[Extracted data entries]
================

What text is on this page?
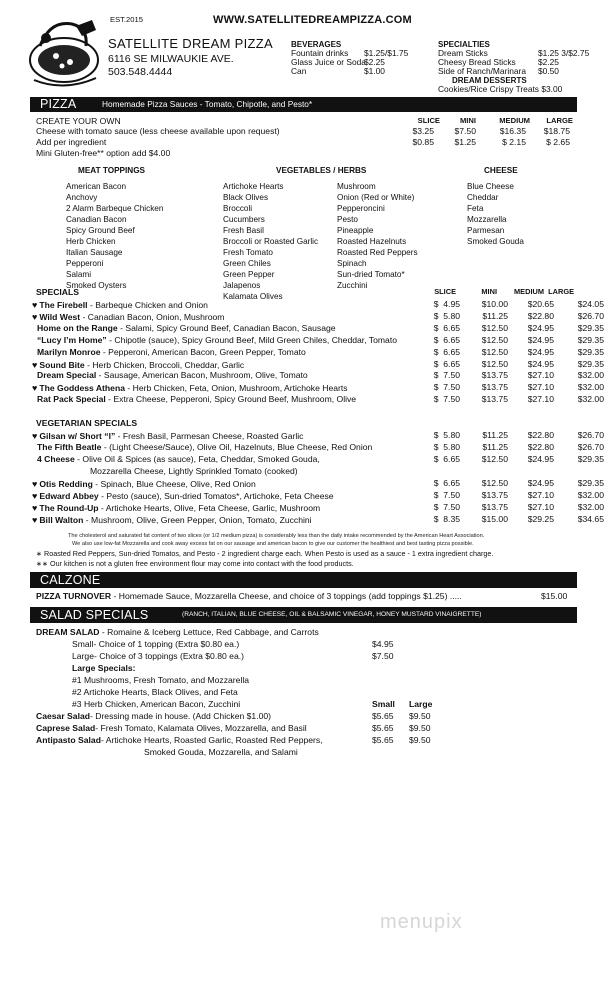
EST.2015	WWW.SATELLITEDREAMPIZZA.COM
SATELLITE DREAM PIZZA
6116 SE MILWAUKIE AVE.
503.548.4444
BEVERAGES
Fountain drinks $1.25/$1.75
Glass Juice or Soda
$2.25
Can	$1.00
SPECIALTIES
Dream Sticks	$1.25 3/$2.75
Cheesy Bread Sticks	$2.25
Side of Ranch/Marinara $0.50
DREAM DESSERTS
Cookies/Rice Crispy Treats $3.00
PIZZA	Homemade Pizza Sauces - Tomato, Chipotle, and Pesto*
CREATE YOUR OWN	SLICE	MINI	MEDIUM	LARGE
Cheese with tomato sauce (less cheese available upon request)	$3.25	$7.50	$16.35	$18.75
Add per ingredient	$0.85	$1.25	$ 2.15	$ 2.65
Mini Gluten-free** option add $4.00
MEAT TOPPINGS	VEGETABLES / HERBS	CHEESE
American Bacon
Anchovy
2 Alarm Barbeque Chicken
Canadian Bacon
Spicy Ground Beef
Herb Chicken
Italian Sausage
Pepperoni
Salami
Smoked Oysters
Artichoke Hearts
Black Olives
Broccoli
Cucumbers
Fresh Basil
Broccoli or Roasted Garlic
Fresh Tomato
Green Chiles
Green Pepper
Jalapenos
Kalamata Olives
Mushroom
Onion (Red or White)
Pepperoncini
Pesto
Pineapple
Roasted Hazelnuts
Roasted Red Peppers
Spinach
Sun-dried Tomato*
Zucchini
Blue Cheese
Cheddar
Feta
Mozzarella
Parmesan
Smoked Gouda
SPECIALS	SLICE	MINI	MEDIUM LARGE
♥ The Firebell - Barbeque Chicken and Onion	$  4.95	$10.00	$20.65	$24.05
♥ Wild West - Canadian Bacon, Onion, Mushroom	$  5.80	$11.25	$22.80	$26.70
Home on the Range - Salami, Spicy Ground Beef, Canadian Bacon, Sausage	$  6.65	$12.50	$24.95	$29.35
“Lucy I’m Home” - Chipotle (sauce), Spicy Ground Beef, Mild Green Chiles, Cheddar, Tomato	$  6.65	$12.50	$24.95	$29.35
Marilyn Monroe - Pepperoni, American Bacon, Green Pepper, Tomato	$  6.65	$12.50	$24.95	$29.35
♥ Sound Bite - Herb Chicken, Broccoli, Cheddar, Garlic	$  6.65	$12.50	$24.95	$29.35
Dream Special - Sausage, American Bacon, Mushroom, Olive, Tomato	$  7.50	$13.75	$27.10	$32.00
♥ The Goddess Athena - Herb Chicken, Feta, Onion, Mushroom, Artichoke Hearts	$  7.50	$13.75	$27.10	$32.00
Rat Pack Special - Extra Cheese, Pepperoni, Spicy Ground Beef, Mushroom, Olive	$  7.50	$13.75	$27.10	$32.00
VEGETARIAN SPECIALS
♥ Gilsan w/ Short “l” - Fresh Basil, Parmesan Cheese, Roasted Garlic	$  5.80	$11.25	$22.80	$26.70
The Fifth Beatle - (Light Cheese/Sauce), Olive Oil, Hazelnuts, Blue Cheese, Red Onion	$  5.80	$11.25	$22.80	$26.70
4 Cheese - Olive Oil & Spices (as sauce), Feta, Cheddar, Smoked Gouda,	$  6.65	$12.50	$24.95	$29.35
Mozzarella Cheese, Lightly Sprinkled Tomato (cooked)
♥ Otis Redding - Spinach, Blue Cheese, Olive, Red Onion	$  6.65	$12.50	$24.95	$29.35
♥ Edward Abbey - Pesto (sauce), Sun-dried Tomatos*, Artichoke, Feta Cheese	$  7.50	$13.75	$27.10	$32.00
♥ The Round-Up - Artichoke Hearts, Olive, Feta Cheese, Garlic, Mushroom	$  7.50	$13.75	$27.10	$32.00
♥ Bill Walton - Mushroom, Olive, Green Pepper, Onion, Tomato, Zucchini	$  8.35	$15.00	$29.25	$34.65
The cholesterol and saturated fat content of two slices (or 1/2 medium pizza) is considerably less than the daily intake recommended by the American Heart Association.
We also use low-fat Mozzarella and cook away excess fat on our sausage and american bacon to give our customer the healthiest and best tasting pizza possible.
∗ Roasted Red Peppers, Sun-dried Tomatos, and Pesto - 2 ingredient charge each. When Pesto is used as a sauce - 1 extra ingredient charge.
∗∗ Our kitchen is not a gluten free environment flour may come into contact with the food products.
CALZONE
PIZZA TURNOVER - Homemade Sauce, Mozzarella Cheese, and choice of 3 toppings (add toppings $1.25) .....	$15.00
SALAD SPECIALS	(RANCH, ITALIAN, BLUE CHEESE, OIL & BALSAMIC VINEGAR, HONEY MUSTARD VINAIGRETTE)
DREAM SALAD - Romaine & Iceberg Lettuce, Red Cabbage, and Carrots
Small- Choice of 1 topping (Extra $0.80 ea.)	$4.95
Large- Choice of 3 toppings (Extra $0.80 ea.)	$7.50
Large Specials:
#1 Mushrooms, Fresh Tomato, and Mozzarella
#2 Artichoke Hearts, Black Olives, and Feta
#3 Herb Chicken, American Bacon, Zucchini	Small Large
Caesar Salad- Dressing made in house. (Add Chicken $1.00)	$5.65 $9.50
Caprese Salad- Fresh Tomato, Kalamata Olives, Mozzarella, and Basil	$5.65 $9.50
Antipasto Salad- Artichoke Hearts, Roasted Garlic, Roasted Red Peppers,	$5.65 $9.50
Smoked Gouda, Mozzarella, and Salami
menupix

================

:: What is required ::
Above are the records; copy every line in them that holds the word "Gouda".

:: Response for this exercise ::
Smoked Gouda
4 Cheese - Olive Oil & Spices (as sauce), Feta, Cheddar, Smoked Gouda,	$  6.65	$12.50	$24.95	$29.35
Smoked Gouda, Mozzarella, and Salami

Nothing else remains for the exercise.